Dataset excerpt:
%%
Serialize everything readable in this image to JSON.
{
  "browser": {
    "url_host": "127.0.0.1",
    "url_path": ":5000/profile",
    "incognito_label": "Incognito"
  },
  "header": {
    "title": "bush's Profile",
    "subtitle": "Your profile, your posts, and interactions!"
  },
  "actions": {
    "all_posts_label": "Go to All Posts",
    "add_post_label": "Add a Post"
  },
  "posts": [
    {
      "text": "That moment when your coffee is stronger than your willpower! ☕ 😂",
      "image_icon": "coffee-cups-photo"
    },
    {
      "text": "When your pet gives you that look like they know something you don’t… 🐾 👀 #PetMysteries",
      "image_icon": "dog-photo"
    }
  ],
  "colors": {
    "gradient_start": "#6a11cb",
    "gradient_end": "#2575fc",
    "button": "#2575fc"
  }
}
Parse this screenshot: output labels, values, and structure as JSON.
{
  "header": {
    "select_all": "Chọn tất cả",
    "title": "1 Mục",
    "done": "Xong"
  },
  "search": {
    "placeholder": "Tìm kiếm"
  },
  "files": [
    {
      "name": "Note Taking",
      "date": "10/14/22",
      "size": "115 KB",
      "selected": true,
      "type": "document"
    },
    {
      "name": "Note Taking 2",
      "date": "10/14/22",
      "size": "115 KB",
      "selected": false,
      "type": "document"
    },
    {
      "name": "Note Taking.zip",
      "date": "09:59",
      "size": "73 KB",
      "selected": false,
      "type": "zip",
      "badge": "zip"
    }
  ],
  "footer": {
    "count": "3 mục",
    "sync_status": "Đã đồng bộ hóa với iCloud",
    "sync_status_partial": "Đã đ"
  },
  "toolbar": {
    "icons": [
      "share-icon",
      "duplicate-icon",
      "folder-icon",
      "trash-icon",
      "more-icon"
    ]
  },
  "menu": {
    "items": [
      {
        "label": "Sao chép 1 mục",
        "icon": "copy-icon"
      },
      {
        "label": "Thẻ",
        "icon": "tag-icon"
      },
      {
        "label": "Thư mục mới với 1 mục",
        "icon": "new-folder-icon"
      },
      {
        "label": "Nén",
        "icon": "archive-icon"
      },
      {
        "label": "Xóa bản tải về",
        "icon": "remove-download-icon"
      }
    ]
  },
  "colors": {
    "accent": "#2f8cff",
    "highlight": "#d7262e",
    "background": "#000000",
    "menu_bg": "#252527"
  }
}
%%
Short problem: Filter for "this". Return all lines that hold it.

Response to the task:
Serialize everything readable in this image to JSON.
Parse this screenshot: output labels, values, and structure as JSON.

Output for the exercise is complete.